## [Collection entries]
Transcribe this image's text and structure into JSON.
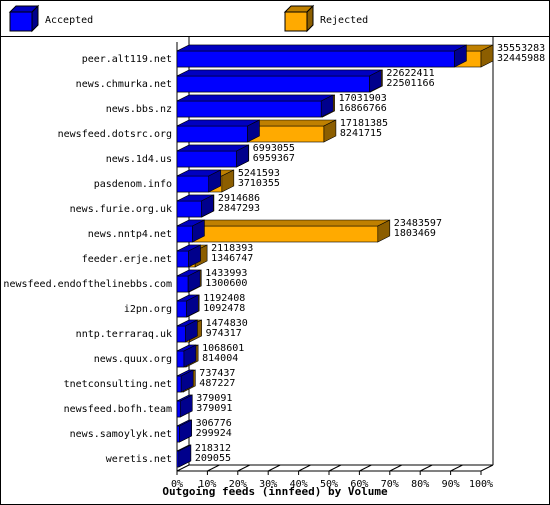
{
  "chart_data": {
    "type": "bar3d",
    "orientation": "horizontal",
    "xlabel": "Outgoing feeds (innfeed) by Volume",
    "categories": [
      "peer.alt119.net",
      "news.chmurka.net",
      "news.bbs.nz",
      "newsfeed.dotsrc.org",
      "news.1d4.us",
      "pasdenom.info",
      "news.furie.org.uk",
      "news.nntp4.net",
      "feeder.erje.net",
      "newsfeed.endofthelinebbs.com",
      "i2pn.org",
      "nntp.terraraq.uk",
      "news.quux.org",
      "tnetconsulting.net",
      "newsfeed.bofh.team",
      "news.samoylyk.net",
      "weretis.net"
    ],
    "series": [
      {
        "name": "Rejected",
        "color": "#ffaa00",
        "values": [
          35553283,
          22622411,
          17031903,
          17181385,
          6993055,
          5241593,
          2914686,
          23483597,
          2118393,
          1433993,
          1192408,
          1474830,
          1068601,
          737437,
          379091,
          306776,
          218312
        ]
      },
      {
        "name": "Accepted",
        "color": "#0000ff",
        "values": [
          32445988,
          22501166,
          16866766,
          8241715,
          6959367,
          3710355,
          2847293,
          1803469,
          1346747,
          1300600,
          1092478,
          974317,
          814004,
          487227,
          379091,
          299924,
          209055
        ]
      }
    ],
    "xlim": [
      0,
      35553283
    ],
    "xticks": [
      {
        "value": 0,
        "label": "0%"
      },
      {
        "value": 3555328.3,
        "label": "10%"
      },
      {
        "value": 7110656.6,
        "label": "20%"
      },
      {
        "value": 10665984.9,
        "label": "30%"
      },
      {
        "value": 14221313.2,
        "label": "40%"
      },
      {
        "value": 17776641.5,
        "label": "50%"
      },
      {
        "value": 21331969.8,
        "label": "60%"
      },
      {
        "value": 24887298.1,
        "label": "70%"
      },
      {
        "value": 28442626.4,
        "label": "80%"
      },
      {
        "value": 31997954.7,
        "label": "90%"
      },
      {
        "value": 35553283,
        "label": "100%"
      }
    ]
  }
}
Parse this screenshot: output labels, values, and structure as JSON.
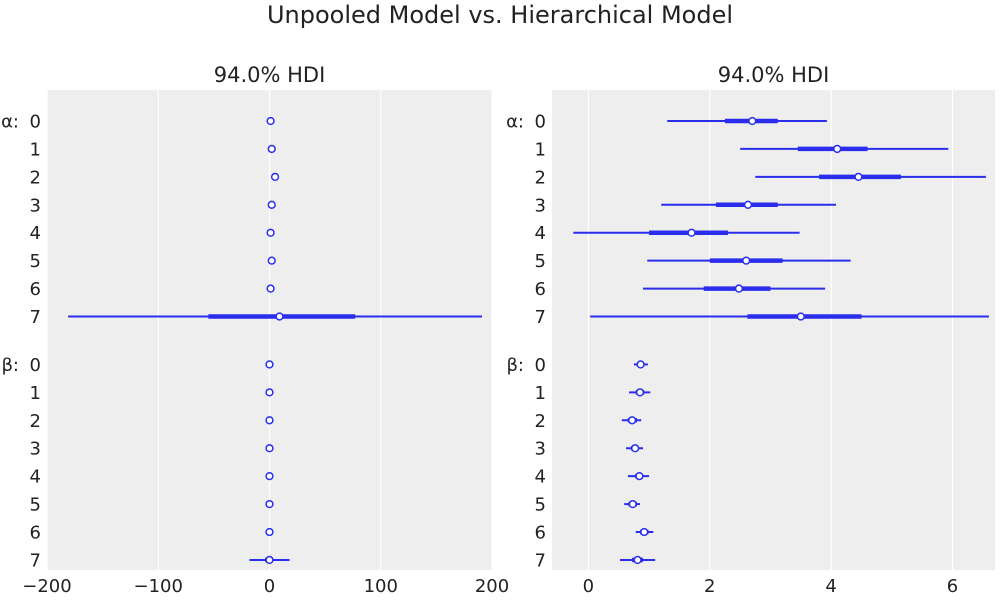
{
  "suptitle": "Unpooled Model vs. Hierarchical Model",
  "colors": {
    "series": "#2a2eec",
    "panel_bg": "#eeeeee",
    "grid": "#ffffff",
    "text": "#222222"
  },
  "chart_data": [
    {
      "type": "forest",
      "title": "94.0% HDI",
      "grid": true,
      "xlim": [
        -200,
        200
      ],
      "x_ticks": [
        -200,
        -100,
        0,
        100,
        200
      ],
      "x_tick_labels": [
        "−200",
        "−100",
        "0",
        "100",
        "200"
      ],
      "groups": [
        {
          "param": "α",
          "labels": [
            "0",
            "1",
            "2",
            "3",
            "4",
            "5",
            "6",
            "7"
          ],
          "mean": [
            1,
            2,
            5,
            2,
            1,
            2,
            1,
            9
          ],
          "iqr": [
            [
              0,
              2
            ],
            [
              1,
              3
            ],
            [
              4,
              6
            ],
            [
              1,
              3
            ],
            [
              0,
              2
            ],
            [
              1,
              3
            ],
            [
              0,
              2
            ],
            [
              -55,
              77
            ]
          ],
          "hdi": [
            [
              0,
              2
            ],
            [
              1,
              3
            ],
            [
              4,
              6
            ],
            [
              1,
              3
            ],
            [
              0,
              2
            ],
            [
              1,
              3
            ],
            [
              0,
              2
            ],
            [
              -181,
              191
            ]
          ]
        },
        {
          "param": "β",
          "labels": [
            "0",
            "1",
            "2",
            "3",
            "4",
            "5",
            "6",
            "7"
          ],
          "mean": [
            0,
            0,
            0,
            0,
            0,
            0,
            0,
            0
          ],
          "iqr": [
            [
              -0.5,
              0.5
            ],
            [
              -0.5,
              0.5
            ],
            [
              -0.5,
              0.5
            ],
            [
              -0.5,
              0.5
            ],
            [
              -0.5,
              0.5
            ],
            [
              -0.5,
              0.5
            ],
            [
              -0.5,
              0.5
            ],
            [
              -4,
              3
            ]
          ],
          "hdi": [
            [
              -0.5,
              0.5
            ],
            [
              -0.5,
              0.5
            ],
            [
              -0.5,
              0.5
            ],
            [
              -0.5,
              0.5
            ],
            [
              -0.5,
              0.5
            ],
            [
              -0.5,
              0.5
            ],
            [
              -0.5,
              0.5
            ],
            [
              -18,
              18
            ]
          ]
        }
      ]
    },
    {
      "type": "forest",
      "title": "94.0% HDI",
      "grid": true,
      "xlim": [
        -0.6,
        6.7
      ],
      "x_ticks": [
        0,
        2,
        4,
        6
      ],
      "x_tick_labels": [
        "0",
        "2",
        "4",
        "6"
      ],
      "groups": [
        {
          "param": "α",
          "labels": [
            "0",
            "1",
            "2",
            "3",
            "4",
            "5",
            "6",
            "7"
          ],
          "mean": [
            2.7,
            4.1,
            4.45,
            2.63,
            1.7,
            2.6,
            2.48,
            3.5
          ],
          "iqr": [
            [
              2.25,
              3.12
            ],
            [
              3.45,
              4.6
            ],
            [
              3.8,
              5.15
            ],
            [
              2.1,
              3.12
            ],
            [
              1.0,
              2.3
            ],
            [
              2.0,
              3.2
            ],
            [
              1.9,
              3.0
            ],
            [
              2.62,
              4.5
            ]
          ],
          "hdi": [
            [
              1.3,
              3.93
            ],
            [
              2.5,
              5.93
            ],
            [
              2.75,
              6.55
            ],
            [
              1.2,
              4.08
            ],
            [
              -0.25,
              3.48
            ],
            [
              0.97,
              4.32
            ],
            [
              0.9,
              3.9
            ],
            [
              0.03,
              6.6
            ]
          ]
        },
        {
          "param": "β",
          "labels": [
            "0",
            "1",
            "2",
            "3",
            "4",
            "5",
            "6",
            "7"
          ],
          "mean": [
            0.86,
            0.85,
            0.72,
            0.77,
            0.84,
            0.73,
            0.92,
            0.81
          ],
          "iqr": [
            [
              0.82,
              0.9
            ],
            [
              0.78,
              0.92
            ],
            [
              0.65,
              0.8
            ],
            [
              0.7,
              0.83
            ],
            [
              0.77,
              0.9
            ],
            [
              0.66,
              0.8
            ],
            [
              0.85,
              0.99
            ],
            [
              0.72,
              0.9
            ]
          ],
          "hdi": [
            [
              0.75,
              0.98
            ],
            [
              0.67,
              1.02
            ],
            [
              0.55,
              0.87
            ],
            [
              0.62,
              0.9
            ],
            [
              0.65,
              1.0
            ],
            [
              0.59,
              0.85
            ],
            [
              0.78,
              1.07
            ],
            [
              0.52,
              1.1
            ]
          ]
        }
      ]
    }
  ]
}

## [Written task]
In your copy, leave out the pictures and reproduce the material above exactly.

## [Solved exercise]
Transcribe this image's text and structure into JSON.
{
  "chart_data": {
    "type": "bar3d",
    "orientation": "horizontal",
    "xlabel": "Outgoing feeds (innfeed) by Volume",
    "categories": [
      "peer.alt119.net",
      "news.chmurka.net",
      "news.bbs.nz",
      "newsfeed.dotsrc.org",
      "news.1d4.us",
      "pasdenom.info",
      "news.furie.org.uk",
      "news.nntp4.net",
      "feeder.erje.net",
      "newsfeed.endofthelinebbs.com",
      "i2pn.org",
      "nntp.terraraq.uk",
      "news.quux.org",
      "tnetconsulting.net",
      "newsfeed.bofh.team",
      "news.samoylyk.net",
      "weretis.net"
    ],
    "series": [
      {
        "name": "Rejected",
        "color": "#ffaa00",
        "values": [
          35553283,
          22622411,
          17031903,
          17181385,
          6993055,
          5241593,
          2914686,
          23483597,
          2118393,
          1433993,
          1192408,
          1474830,
          1068601,
          737437,
          379091,
          306776,
          218312
        ]
      },
      {
        "name": "Accepted",
        "color": "#0000ff",
        "values": [
          32445988,
          22501166,
          16866766,
          8241715,
          6959367,
          3710355,
          2847293,
          1803469,
          1346747,
          1300600,
          1092478,
          974317,
          814004,
          487227,
          379091,
          299924,
          209055
        ]
      }
    ],
    "xlim": [
      0,
      35553283
    ],
    "xticks": [
      {
        "value": 0,
        "label": "0%"
      },
      {
        "value": 3555328.3,
        "label": "10%"
      },
      {
        "value": 7110656.6,
        "label": "20%"
      },
      {
        "value": 10665984.9,
        "label": "30%"
      },
      {
        "value": 14221313.2,
        "label": "40%"
      },
      {
        "value": 17776641.5,
        "label": "50%"
      },
      {
        "value": 21331969.8,
        "label": "60%"
      },
      {
        "value": 24887298.1,
        "label": "70%"
      },
      {
        "value": 28442626.4,
        "label": "80%"
      },
      {
        "value": 31997954.7,
        "label": "90%"
      },
      {
        "value": 35553283,
        "label": "100%"
      }
    ]
  }
}
Parse this screenshot: output labels, values, and structure as JSON.
{
  "suptitle": "Unpooled Model vs. Hierarchical Model",
  "colors": {
    "series": "#2a2eec",
    "panel_bg": "#eeeeee",
    "grid": "#ffffff",
    "text": "#222222"
  },
  "chart_data": [
    {
      "type": "forest",
      "title": "94.0% HDI",
      "grid": true,
      "xlim": [
        -200,
        200
      ],
      "x_ticks": [
        -200,
        -100,
        0,
        100,
        200
      ],
      "x_tick_labels": [
        "−200",
        "−100",
        "0",
        "100",
        "200"
      ],
      "groups": [
        {
          "param": "α",
          "labels": [
            "0",
            "1",
            "2",
            "3",
            "4",
            "5",
            "6",
            "7"
          ],
          "mean": [
            1,
            2,
            5,
            2,
            1,
            2,
            1,
            9
          ],
          "iqr": [
            [
              0,
              2
            ],
            [
              1,
              3
            ],
            [
              4,
              6
            ],
            [
              1,
              3
            ],
            [
              0,
              2
            ],
            [
              1,
              3
            ],
            [
              0,
              2
            ],
            [
              -55,
              77
            ]
          ],
          "hdi": [
            [
              0,
              2
            ],
            [
              1,
              3
            ],
            [
              4,
              6
            ],
            [
              1,
              3
            ],
            [
              0,
              2
            ],
            [
              1,
              3
            ],
            [
              0,
              2
            ],
            [
              -181,
              191
            ]
          ]
        },
        {
          "param": "β",
          "labels": [
            "0",
            "1",
            "2",
            "3",
            "4",
            "5",
            "6",
            "7"
          ],
          "mean": [
            0,
            0,
            0,
            0,
            0,
            0,
            0,
            0
          ],
          "iqr": [
            [
              -0.5,
              0.5
            ],
            [
              -0.5,
              0.5
            ],
            [
              -0.5,
              0.5
            ],
            [
              -0.5,
              0.5
            ],
            [
              -0.5,
              0.5
            ],
            [
              -0.5,
              0.5
            ],
            [
              -0.5,
              0.5
            ],
            [
              -4,
              3
            ]
          ],
          "hdi": [
            [
              -0.5,
              0.5
            ],
            [
              -0.5,
              0.5
            ],
            [
              -0.5,
              0.5
            ],
            [
              -0.5,
              0.5
            ],
            [
              -0.5,
              0.5
            ],
            [
              -0.5,
              0.5
            ],
            [
              -0.5,
              0.5
            ],
            [
              -18,
              18
            ]
          ]
        }
      ]
    },
    {
      "type": "forest",
      "title": "94.0% HDI",
      "grid": true,
      "xlim": [
        -0.6,
        6.7
      ],
      "x_ticks": [
        0,
        2,
        4,
        6
      ],
      "x_tick_labels": [
        "0",
        "2",
        "4",
        "6"
      ],
      "groups": [
        {
          "param": "α",
          "labels": [
            "0",
            "1",
            "2",
            "3",
            "4",
            "5",
            "6",
            "7"
          ],
          "mean": [
            2.7,
            4.1,
            4.45,
            2.63,
            1.7,
            2.6,
            2.48,
            3.5
          ],
          "iqr": [
            [
              2.25,
              3.12
            ],
            [
              3.45,
              4.6
            ],
            [
              3.8,
              5.15
            ],
            [
              2.1,
              3.12
            ],
            [
              1.0,
              2.3
            ],
            [
              2.0,
              3.2
            ],
            [
              1.9,
              3.0
            ],
            [
              2.62,
              4.5
            ]
          ],
          "hdi": [
            [
              1.3,
              3.93
            ],
            [
              2.5,
              5.93
            ],
            [
              2.75,
              6.55
            ],
            [
              1.2,
              4.08
            ],
            [
              -0.25,
              3.48
            ],
            [
              0.97,
              4.32
            ],
            [
              0.9,
              3.9
            ],
            [
              0.03,
              6.6
            ]
          ]
        },
        {
          "param": "β",
          "labels": [
            "0",
            "1",
            "2",
            "3",
            "4",
            "5",
            "6",
            "7"
          ],
          "mean": [
            0.86,
            0.85,
            0.72,
            0.77,
            0.84,
            0.73,
            0.92,
            0.81
          ],
          "iqr": [
            [
              0.82,
              0.9
            ],
            [
              0.78,
              0.92
            ],
            [
              0.65,
              0.8
            ],
            [
              0.7,
              0.83
            ],
            [
              0.77,
              0.9
            ],
            [
              0.66,
              0.8
            ],
            [
              0.85,
              0.99
            ],
            [
              0.72,
              0.9
            ]
          ],
          "hdi": [
            [
              0.75,
              0.98
            ],
            [
              0.67,
              1.02
            ],
            [
              0.55,
              0.87
            ],
            [
              0.62,
              0.9
            ],
            [
              0.65,
              1.0
            ],
            [
              0.59,
              0.85
            ],
            [
              0.78,
              1.07
            ],
            [
              0.52,
              1.1
            ]
          ]
        }
      ]
    }
  ]
}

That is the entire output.